§ **INSTRUÇÕES DAS TAREFAS**:
1 > Responda com base no trecho sobre abusos na pesquisa médica:
(a) Que pessoas Diderot defendeu usar em pesquisas?
(b) Qual obra de Edwin Black é mencionada?
(c) O que, segundo o autor, custa muito caro?
2 > Prossiga o trecho sobre abusos na pesquisa médica a partir da última frase apresentada.

§ **TRECHO PARA LEITURA**:
****************************************

Exageros para atenuar semelhante status quo foram cometidos na modernidade. Diderot, por exemplo, humanista e dedicado aos estudos médicos, defendeu o uso de pessoas vivas - as já condenadas à pena capital - para pesquisas realistas. Seria mais profícuo tal procedimento, pensava ele, mais eficaz do que o efetivado em falecidos. E do ponto de vista moral, o condenado à morte, além de pagar negativamente sua dívida para a sociedade, contribuiria positivamente para a saúde e bem estar coletivo. Tal recomendação tem sua origem longinqüa em Francis Bacon, o pai do método experimental. Mesmo Claude Bernard apresentou um retrato do cientista pesquisador em letras sombrias: “o fisiologista não é um homem do mundo, mas um sábio, pois é tolhido e absorto por uma idéia científica a qual persegue; ele não ouve os gritos dos animais, não enxerga o sangue que escoa, porque só vê a sua idéia e só percebe os organismos que lhe escondem os problemas que deseja descobrir”. Examinei esses pontos em meu livro “Moral e Ciência, a monstruosidade no século XVIII” (São Paulo, Senac, 2003).

Existiram exageros ainda na era das Luzes e no começo do século 20, médicos nos EUA e na Alemanha nazista lideraram o movimento criminoso da eugenia, conforme analisa Edwin Black em “A Guerra contra os pobres” (São Paulo, A Girafa Ed., 2003) e corpos foram usados com a desculpa da pesquisa científica. Justamente por tal motivo as precauções com as tentativas de cura, em nossos dias, deve ser redobrada. Além do conflito de interesses que marca boa parte das empreitadas mercadológicas, existe o fato de que os poderes públicos desejam extrair despesas do orçamento estatal, economizando recursos humanos e técnicos. O atual governo brasileiro não prima pelo respeito aos contribuintes em situação penosa. As filas dos idosos, exigidas por Berzoini, é mais do que prova. Custa muito caro formar bons médicos e pesquisadores. A mezinha dos governos é jogar a população nos braços de pessoas não formadas. Quem paga os custos reais dessa economia? O coletivo.

****************************************

§ **DADOS LISTADOS**:
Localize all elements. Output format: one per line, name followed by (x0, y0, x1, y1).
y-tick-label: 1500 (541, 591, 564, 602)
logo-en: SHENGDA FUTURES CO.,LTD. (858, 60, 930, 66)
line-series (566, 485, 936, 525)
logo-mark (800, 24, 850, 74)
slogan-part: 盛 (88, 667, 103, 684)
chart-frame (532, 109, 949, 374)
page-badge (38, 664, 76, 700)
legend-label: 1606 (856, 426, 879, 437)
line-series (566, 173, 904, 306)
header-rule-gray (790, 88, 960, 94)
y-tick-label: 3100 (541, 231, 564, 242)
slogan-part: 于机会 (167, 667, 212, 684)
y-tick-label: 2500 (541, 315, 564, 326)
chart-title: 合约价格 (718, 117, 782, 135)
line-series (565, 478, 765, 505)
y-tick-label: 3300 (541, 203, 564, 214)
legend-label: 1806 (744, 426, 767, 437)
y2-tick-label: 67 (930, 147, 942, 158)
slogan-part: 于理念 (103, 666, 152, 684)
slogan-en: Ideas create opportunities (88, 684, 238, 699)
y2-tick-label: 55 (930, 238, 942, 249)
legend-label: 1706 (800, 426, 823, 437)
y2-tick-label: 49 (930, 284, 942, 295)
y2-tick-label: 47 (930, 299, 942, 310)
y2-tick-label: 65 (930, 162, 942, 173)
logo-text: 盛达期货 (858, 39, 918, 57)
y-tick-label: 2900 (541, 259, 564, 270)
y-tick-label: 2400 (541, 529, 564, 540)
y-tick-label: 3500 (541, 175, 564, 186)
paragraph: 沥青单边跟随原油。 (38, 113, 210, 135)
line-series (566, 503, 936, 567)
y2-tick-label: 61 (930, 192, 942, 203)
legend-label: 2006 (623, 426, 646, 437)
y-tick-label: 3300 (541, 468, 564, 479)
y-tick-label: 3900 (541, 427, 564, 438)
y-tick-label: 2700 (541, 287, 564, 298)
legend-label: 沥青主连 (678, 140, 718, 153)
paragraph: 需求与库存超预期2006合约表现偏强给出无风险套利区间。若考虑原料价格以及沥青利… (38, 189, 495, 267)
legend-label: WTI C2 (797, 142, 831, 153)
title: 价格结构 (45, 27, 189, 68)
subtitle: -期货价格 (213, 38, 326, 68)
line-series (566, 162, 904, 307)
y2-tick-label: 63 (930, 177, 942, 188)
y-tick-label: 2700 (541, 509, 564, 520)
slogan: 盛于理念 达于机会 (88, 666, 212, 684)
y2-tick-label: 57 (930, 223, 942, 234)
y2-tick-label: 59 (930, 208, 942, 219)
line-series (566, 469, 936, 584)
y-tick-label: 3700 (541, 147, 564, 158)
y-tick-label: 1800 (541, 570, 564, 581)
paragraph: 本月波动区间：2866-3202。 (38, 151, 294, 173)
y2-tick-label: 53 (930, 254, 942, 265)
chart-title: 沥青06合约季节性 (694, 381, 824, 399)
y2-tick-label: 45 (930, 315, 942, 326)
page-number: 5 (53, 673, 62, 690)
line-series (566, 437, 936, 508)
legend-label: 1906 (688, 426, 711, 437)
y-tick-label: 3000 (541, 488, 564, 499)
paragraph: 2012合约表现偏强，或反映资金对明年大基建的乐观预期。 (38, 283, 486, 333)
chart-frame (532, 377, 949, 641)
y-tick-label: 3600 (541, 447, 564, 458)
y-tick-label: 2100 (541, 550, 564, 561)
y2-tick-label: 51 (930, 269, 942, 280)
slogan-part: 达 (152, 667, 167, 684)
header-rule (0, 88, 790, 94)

****************************************

§ **RESULTADOS ESPERADOS**:
1 >
(a) Pessoas vivas já condenadas à pena capital.
(b) "A Guerra contra os pobres".
(c) Formar bons médicos e pesquisadores.

2 >
É por esse motivo que, no caso dos procedimentos alternativos de saúde, minha tendência é a de apoiar os médicos, contra o governo. Se na própria área do ensino universitário o Estado brasileiro não apenas suporta, mas incentiva, a criação de cursos médicos e jurídicos sem maiores cautelas, como supor que o exercício da acupuntura, da maiêutica e demais, serão fiscalizados o bastante? Os defensores dos procedimentos efetivados pelos não médicos, afirmam tratar-se de fornecer “melhor formação” aos práticos. Reafirmo: se no campo universitário a fiscalização é fragílima, como garantir que nas atividades agora sancionadas ela será eficaz? Neste plano, se o alvo do governo é mesmo o anunciado - e não economizar tostões em prejuízo dos contribuintes - a integração dos planos deveria ser gradual, segura, fiscalizada. E não abrupta como hoje testemunhamos. A formação requerida dos não médicos deve ser feita em setores especializados, sob controle médico e público, em tempo correto. Caso contrário, regredimos no tempo e na cultura, rumo à irresponsabilidade governamental pelos mais que previsíveis problemas de saúde pública no setor.

Em minha familia, usamos os cuidados da acupuntura, com enorme sucesso. Mas ela é aplicada por um médico brasileiro e chinês, professor da USP e formado na China (ele nada tem a ver com o Palácio dos Bandeirantes, garanto). Unir saberes do ocidente e do oriente é medida prudencial. Mas a correria do governo indica pouca prudência, e parco interesse na saúde real dos brasileiros, para dizer o mínimo.